Request =
Transcribe the records that follow, preserving every word.

Entries =
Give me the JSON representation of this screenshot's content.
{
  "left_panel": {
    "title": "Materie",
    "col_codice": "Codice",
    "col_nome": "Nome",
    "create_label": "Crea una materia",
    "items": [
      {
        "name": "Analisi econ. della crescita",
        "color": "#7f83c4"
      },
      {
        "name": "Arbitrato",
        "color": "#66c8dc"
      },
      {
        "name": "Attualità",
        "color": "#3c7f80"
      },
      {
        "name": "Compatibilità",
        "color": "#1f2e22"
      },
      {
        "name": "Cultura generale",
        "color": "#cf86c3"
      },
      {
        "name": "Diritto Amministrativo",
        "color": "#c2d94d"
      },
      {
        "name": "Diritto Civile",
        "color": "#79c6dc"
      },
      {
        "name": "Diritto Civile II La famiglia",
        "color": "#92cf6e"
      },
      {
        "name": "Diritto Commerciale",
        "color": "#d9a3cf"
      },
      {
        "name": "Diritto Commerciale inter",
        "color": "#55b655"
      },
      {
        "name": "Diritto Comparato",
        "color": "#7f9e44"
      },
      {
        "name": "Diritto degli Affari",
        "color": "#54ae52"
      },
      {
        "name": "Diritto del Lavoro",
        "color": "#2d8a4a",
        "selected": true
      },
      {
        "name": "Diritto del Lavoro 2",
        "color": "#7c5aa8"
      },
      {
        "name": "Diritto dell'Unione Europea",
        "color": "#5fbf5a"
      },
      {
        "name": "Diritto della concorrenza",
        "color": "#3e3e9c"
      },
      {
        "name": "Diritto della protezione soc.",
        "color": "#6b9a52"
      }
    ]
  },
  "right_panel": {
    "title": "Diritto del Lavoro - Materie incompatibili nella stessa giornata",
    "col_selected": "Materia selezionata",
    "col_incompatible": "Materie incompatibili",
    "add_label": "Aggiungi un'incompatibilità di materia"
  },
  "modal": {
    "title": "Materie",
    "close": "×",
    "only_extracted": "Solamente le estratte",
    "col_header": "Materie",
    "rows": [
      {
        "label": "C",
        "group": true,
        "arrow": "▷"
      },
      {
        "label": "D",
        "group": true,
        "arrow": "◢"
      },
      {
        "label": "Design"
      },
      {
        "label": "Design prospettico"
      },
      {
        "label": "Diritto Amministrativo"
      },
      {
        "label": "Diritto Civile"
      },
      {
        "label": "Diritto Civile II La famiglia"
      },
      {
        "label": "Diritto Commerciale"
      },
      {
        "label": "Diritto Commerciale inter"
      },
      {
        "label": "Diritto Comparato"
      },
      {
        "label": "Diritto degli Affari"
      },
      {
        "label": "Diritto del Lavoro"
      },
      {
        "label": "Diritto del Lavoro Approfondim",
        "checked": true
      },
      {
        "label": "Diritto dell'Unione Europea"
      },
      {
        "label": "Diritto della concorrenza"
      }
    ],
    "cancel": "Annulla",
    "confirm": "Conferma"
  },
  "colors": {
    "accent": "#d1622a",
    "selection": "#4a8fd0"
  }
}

Answer to this exercise =
Give me the JSON representation of this screenshot's content.
{
  "left_panel": {
    "title": "Materie",
    "col_codice": "Codice",
    "col_nome": "Nome",
    "create_label": "Crea una materia",
    "items": [
      {
        "name": "Analisi econ. della crescita",
        "color": "#7f83c4"
      },
      {
        "name": "Arbitrato",
        "color": "#66c8dc"
      },
      {
        "name": "Attualità",
        "color": "#3c7f80"
      },
      {
        "name": "Compatibilità",
        "color": "#1f2e22"
      },
      {
        "name": "Cultura generale",
        "color": "#cf86c3"
      },
      {
        "name": "Diritto Amministrativo",
        "color": "#c2d94d"
      },
      {
        "name": "Diritto Civile",
        "color": "#79c6dc"
      },
      {
        "name": "Diritto Civile II La famiglia",
        "color": "#92cf6e"
      },
      {
        "name": "Diritto Commerciale",
        "color": "#d9a3cf"
      },
      {
        "name": "Diritto Commerciale inter",
        "color": "#55b655"
      },
      {
        "name": "Diritto Comparato",
        "color": "#7f9e44"
      },
      {
        "name": "Diritto degli Affari",
        "color": "#54ae52"
      },
      {
        "name": "Diritto del Lavoro",
        "color": "#2d8a4a",
        "selected": true
      },
      {
        "name": "Diritto del Lavoro 2",
        "color": "#7c5aa8"
      },
      {
        "name": "Diritto dell'Unione Europea",
        "color": "#5fbf5a"
      },
      {
        "name": "Diritto della concorrenza",
        "color": "#3e3e9c"
      },
      {
        "name": "Diritto della protezione soc.",
        "color": "#6b9a52"
      }
    ]
  },
  "right_panel": {
    "title": "Diritto del Lavoro - Materie incompatibili nella stessa giornata",
    "col_selected": "Materia selezionata",
    "col_incompatible": "Materie incompatibili",
    "add_label": "Aggiungi un'incompatibilità di materia"
  },
  "modal": {
    "title": "Materie",
    "close": "×",
    "only_extracted": "Solamente le estratte",
    "col_header": "Materie",
    "rows": [
      {
        "label": "C",
        "group": true,
        "arrow": "▷"
      },
      {
        "label": "D",
        "group": true,
        "arrow": "◢"
      },
      {
        "label": "Design"
      },
      {
        "label": "Design prospettico"
      },
      {
        "label": "Diritto Amministrativo"
      },
      {
        "label": "Diritto Civile"
      },
      {
        "label": "Diritto Civile II La famiglia"
      },
      {
        "label": "Diritto Commerciale"
      },
      {
        "label": "Diritto Commerciale inter"
      },
      {
        "label": "Diritto Comparato"
      },
      {
        "label": "Diritto degli Affari"
      },
      {
        "label": "Diritto del Lavoro"
      },
      {
        "label": "Diritto del Lavoro Approfondim",
        "checked": true
      },
      {
        "label": "Diritto dell'Unione Europea"
      },
      {
        "label": "Diritto della concorrenza"
      }
    ],
    "cancel": "Annulla",
    "confirm": "Conferma"
  },
  "colors": {
    "accent": "#d1622a",
    "selection": "#4a8fd0"
  }
}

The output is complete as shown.